Directions:
Copy out the items exactly, starting at the line with "text-line: прозвася тотъ" and ending at the line with "text-line: по Кипріана", both included.

──────── Given records

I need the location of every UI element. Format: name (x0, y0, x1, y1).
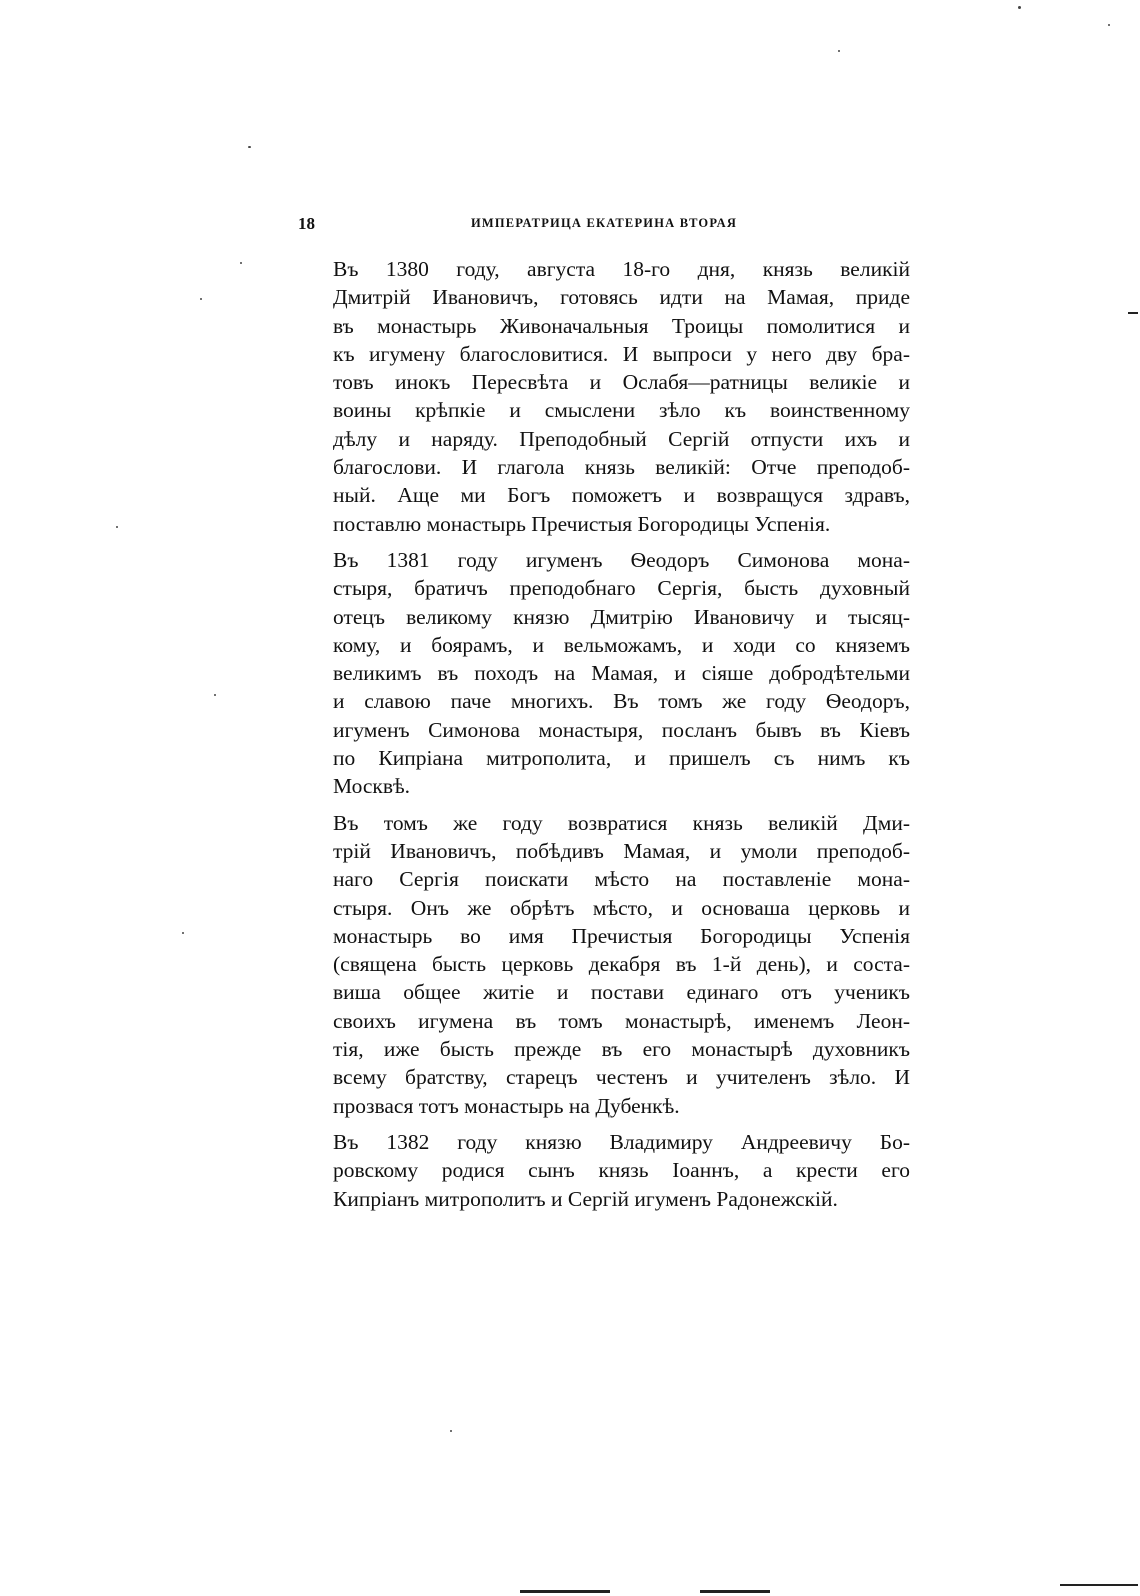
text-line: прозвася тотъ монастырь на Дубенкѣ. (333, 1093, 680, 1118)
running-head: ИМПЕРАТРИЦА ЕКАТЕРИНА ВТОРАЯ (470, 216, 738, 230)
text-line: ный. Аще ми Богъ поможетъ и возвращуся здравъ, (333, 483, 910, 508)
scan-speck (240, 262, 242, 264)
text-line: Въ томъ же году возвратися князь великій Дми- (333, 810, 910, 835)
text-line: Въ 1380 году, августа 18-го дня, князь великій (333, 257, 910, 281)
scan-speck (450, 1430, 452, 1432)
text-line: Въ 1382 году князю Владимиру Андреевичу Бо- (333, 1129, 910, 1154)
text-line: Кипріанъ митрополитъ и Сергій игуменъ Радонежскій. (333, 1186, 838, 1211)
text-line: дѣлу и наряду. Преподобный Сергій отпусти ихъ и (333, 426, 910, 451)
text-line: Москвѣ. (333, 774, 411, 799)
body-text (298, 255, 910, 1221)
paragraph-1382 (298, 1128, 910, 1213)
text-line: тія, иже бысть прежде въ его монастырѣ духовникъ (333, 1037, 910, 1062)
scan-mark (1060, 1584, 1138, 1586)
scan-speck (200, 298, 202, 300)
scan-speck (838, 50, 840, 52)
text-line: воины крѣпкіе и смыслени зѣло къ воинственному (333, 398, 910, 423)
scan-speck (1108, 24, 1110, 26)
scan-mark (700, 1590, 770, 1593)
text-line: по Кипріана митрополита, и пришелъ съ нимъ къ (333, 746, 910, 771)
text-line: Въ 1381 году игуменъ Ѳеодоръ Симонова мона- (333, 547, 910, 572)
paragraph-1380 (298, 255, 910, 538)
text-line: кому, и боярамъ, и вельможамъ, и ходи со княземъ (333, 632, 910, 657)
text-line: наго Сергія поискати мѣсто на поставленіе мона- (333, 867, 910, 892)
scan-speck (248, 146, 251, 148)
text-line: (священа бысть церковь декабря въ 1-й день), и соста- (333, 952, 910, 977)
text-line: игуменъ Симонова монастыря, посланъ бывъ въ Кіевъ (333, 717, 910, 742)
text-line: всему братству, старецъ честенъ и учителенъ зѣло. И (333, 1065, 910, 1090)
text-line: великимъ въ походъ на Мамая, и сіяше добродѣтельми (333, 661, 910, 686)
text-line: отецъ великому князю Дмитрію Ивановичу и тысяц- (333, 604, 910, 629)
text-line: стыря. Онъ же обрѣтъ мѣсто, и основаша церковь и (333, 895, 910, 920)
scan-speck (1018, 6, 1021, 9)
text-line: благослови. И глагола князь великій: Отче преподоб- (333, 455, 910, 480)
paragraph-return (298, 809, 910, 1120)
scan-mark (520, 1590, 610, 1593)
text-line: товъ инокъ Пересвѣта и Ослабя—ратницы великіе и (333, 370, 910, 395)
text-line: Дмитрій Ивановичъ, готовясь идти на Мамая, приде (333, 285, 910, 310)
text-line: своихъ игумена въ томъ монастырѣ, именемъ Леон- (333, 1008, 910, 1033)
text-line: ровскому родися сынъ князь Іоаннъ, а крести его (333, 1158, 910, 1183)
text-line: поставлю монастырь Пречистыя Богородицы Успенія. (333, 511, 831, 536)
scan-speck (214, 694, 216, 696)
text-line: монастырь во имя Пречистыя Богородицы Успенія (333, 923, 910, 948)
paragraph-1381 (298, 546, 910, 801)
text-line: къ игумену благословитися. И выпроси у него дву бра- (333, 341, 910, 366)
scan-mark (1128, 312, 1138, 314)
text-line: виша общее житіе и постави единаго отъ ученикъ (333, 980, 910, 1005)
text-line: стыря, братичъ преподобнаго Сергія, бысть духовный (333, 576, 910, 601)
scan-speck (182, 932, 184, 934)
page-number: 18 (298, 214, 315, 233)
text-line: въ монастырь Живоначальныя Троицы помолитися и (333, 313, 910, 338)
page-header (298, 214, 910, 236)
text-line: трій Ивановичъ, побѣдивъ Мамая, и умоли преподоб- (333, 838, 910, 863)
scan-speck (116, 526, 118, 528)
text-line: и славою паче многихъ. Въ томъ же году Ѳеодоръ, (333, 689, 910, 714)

────────────────

Task output:
text-line: прозвася тотъ монастырь на Дубенкѣ. (333, 1093, 680, 1118)
running-head: ИМПЕРАТРИЦА ЕКАТЕРИНА ВТОРАЯ (470, 216, 738, 230)
text-line: ный. Аще ми Богъ поможетъ и возвращуся здравъ, (333, 483, 910, 508)
scan-speck (240, 262, 242, 264)
text-line: Въ томъ же году возвратися князь великій Дми- (333, 810, 910, 835)
text-line: Въ 1380 году, августа 18-го дня, князь великій (333, 257, 910, 281)
scan-speck (450, 1430, 452, 1432)
text-line: Въ 1382 году князю Владимиру Андреевичу Бо- (333, 1129, 910, 1154)
text-line: Кипріанъ митрополитъ и Сергій игуменъ Радонежскій. (333, 1186, 838, 1211)
text-line: дѣлу и наряду. Преподобный Сергій отпусти ихъ и (333, 426, 910, 451)
text-line: Москвѣ. (333, 774, 411, 799)
body-text (298, 255, 910, 1221)
paragraph-1382 (298, 1128, 910, 1213)
text-line: тія, иже бысть прежде въ его монастырѣ духовникъ (333, 1037, 910, 1062)
scan-mark (1060, 1584, 1138, 1586)
scan-speck (200, 298, 202, 300)
scan-speck (838, 50, 840, 52)
text-line: воины крѣпкіе и смыслени зѣло къ воинственному (333, 398, 910, 423)
scan-speck (1108, 24, 1110, 26)
scan-mark (700, 1590, 770, 1593)
text-line: по Кипріана митрополита, и пришелъ съ нимъ къ (333, 746, 910, 771)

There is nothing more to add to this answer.